**Task directions**:
Find each line containing the string "name". Copy it.

**Exercise material**:
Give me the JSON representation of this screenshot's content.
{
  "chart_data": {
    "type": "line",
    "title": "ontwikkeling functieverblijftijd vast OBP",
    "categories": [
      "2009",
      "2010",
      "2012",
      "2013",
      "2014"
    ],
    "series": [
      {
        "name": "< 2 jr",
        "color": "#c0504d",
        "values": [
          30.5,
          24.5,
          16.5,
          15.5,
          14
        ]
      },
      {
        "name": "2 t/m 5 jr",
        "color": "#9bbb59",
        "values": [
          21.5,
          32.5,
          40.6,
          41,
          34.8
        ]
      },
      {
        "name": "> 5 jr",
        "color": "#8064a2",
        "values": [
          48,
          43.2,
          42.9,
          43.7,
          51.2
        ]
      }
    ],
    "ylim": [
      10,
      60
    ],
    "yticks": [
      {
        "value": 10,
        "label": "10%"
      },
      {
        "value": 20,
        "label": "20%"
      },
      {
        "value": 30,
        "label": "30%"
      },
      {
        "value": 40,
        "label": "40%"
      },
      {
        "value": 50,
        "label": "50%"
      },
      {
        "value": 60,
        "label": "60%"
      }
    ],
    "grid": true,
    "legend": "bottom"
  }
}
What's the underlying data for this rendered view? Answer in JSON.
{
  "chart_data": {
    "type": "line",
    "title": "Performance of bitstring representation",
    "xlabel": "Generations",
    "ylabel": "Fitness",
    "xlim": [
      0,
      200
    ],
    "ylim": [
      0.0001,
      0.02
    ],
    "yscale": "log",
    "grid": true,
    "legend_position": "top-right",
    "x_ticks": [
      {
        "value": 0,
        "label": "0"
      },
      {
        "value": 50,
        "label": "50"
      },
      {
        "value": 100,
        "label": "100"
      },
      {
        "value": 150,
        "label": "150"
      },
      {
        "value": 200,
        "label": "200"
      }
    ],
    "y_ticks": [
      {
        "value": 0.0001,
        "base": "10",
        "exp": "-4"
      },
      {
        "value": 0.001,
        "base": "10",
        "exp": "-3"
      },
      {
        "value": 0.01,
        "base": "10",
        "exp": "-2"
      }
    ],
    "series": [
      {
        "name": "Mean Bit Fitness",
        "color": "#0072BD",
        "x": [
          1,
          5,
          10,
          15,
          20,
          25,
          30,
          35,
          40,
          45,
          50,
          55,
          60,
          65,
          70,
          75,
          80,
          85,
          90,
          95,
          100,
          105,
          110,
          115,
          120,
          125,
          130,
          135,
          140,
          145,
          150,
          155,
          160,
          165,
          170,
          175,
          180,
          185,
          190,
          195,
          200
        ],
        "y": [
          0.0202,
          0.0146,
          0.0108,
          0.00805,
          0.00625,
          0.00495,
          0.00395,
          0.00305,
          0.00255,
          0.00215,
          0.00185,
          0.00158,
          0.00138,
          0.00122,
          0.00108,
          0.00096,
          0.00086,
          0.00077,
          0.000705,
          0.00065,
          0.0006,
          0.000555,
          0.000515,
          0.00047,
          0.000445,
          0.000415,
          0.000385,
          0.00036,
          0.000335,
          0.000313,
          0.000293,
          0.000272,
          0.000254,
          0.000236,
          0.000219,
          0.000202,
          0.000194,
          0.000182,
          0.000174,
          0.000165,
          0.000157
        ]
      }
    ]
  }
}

**Exercise result**:
        "name": "< 2 jr",
        "name": "2 t/m 5 jr",
        "name": "> 5 jr",
        "name": "Mean Bit Fitness",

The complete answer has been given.